= GIVEN INSTRUCTION =
From the entries below, count every line that contains the word "object". Please give the number and nothing else.

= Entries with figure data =
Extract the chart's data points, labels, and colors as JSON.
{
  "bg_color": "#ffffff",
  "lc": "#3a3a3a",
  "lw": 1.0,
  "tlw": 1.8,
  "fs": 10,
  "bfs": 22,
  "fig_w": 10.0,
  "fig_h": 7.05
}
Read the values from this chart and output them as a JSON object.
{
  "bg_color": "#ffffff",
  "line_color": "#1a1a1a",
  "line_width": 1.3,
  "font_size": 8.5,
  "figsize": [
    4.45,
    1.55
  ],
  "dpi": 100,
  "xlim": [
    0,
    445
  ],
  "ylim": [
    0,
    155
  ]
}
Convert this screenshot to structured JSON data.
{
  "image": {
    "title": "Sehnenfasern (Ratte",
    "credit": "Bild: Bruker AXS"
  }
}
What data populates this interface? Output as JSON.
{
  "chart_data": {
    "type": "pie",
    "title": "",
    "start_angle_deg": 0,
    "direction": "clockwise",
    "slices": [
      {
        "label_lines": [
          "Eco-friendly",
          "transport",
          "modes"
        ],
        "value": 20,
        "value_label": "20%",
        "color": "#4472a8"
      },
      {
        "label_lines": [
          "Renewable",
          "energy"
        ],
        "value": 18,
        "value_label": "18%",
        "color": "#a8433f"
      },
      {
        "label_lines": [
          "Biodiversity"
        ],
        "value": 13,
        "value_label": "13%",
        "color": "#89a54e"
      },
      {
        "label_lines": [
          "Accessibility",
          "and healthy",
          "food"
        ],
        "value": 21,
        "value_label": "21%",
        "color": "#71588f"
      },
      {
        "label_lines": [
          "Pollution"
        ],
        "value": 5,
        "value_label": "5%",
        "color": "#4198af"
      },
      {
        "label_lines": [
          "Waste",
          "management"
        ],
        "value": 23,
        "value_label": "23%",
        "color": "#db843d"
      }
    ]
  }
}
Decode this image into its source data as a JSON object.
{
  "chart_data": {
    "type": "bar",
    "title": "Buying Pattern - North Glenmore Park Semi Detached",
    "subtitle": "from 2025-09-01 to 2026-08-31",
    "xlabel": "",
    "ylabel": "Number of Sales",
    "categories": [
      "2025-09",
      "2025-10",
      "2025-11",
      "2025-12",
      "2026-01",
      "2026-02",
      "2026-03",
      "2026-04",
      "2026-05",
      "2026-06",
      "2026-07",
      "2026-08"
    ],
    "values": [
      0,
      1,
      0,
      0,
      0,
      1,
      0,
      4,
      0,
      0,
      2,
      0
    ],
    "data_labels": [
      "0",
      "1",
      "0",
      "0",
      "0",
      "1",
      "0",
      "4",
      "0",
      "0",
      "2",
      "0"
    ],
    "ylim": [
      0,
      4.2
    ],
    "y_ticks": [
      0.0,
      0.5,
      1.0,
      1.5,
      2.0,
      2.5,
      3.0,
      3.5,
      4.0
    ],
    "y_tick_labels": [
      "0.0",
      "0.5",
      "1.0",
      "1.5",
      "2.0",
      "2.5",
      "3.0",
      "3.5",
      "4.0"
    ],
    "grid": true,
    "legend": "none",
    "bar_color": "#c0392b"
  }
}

= REPLY =
2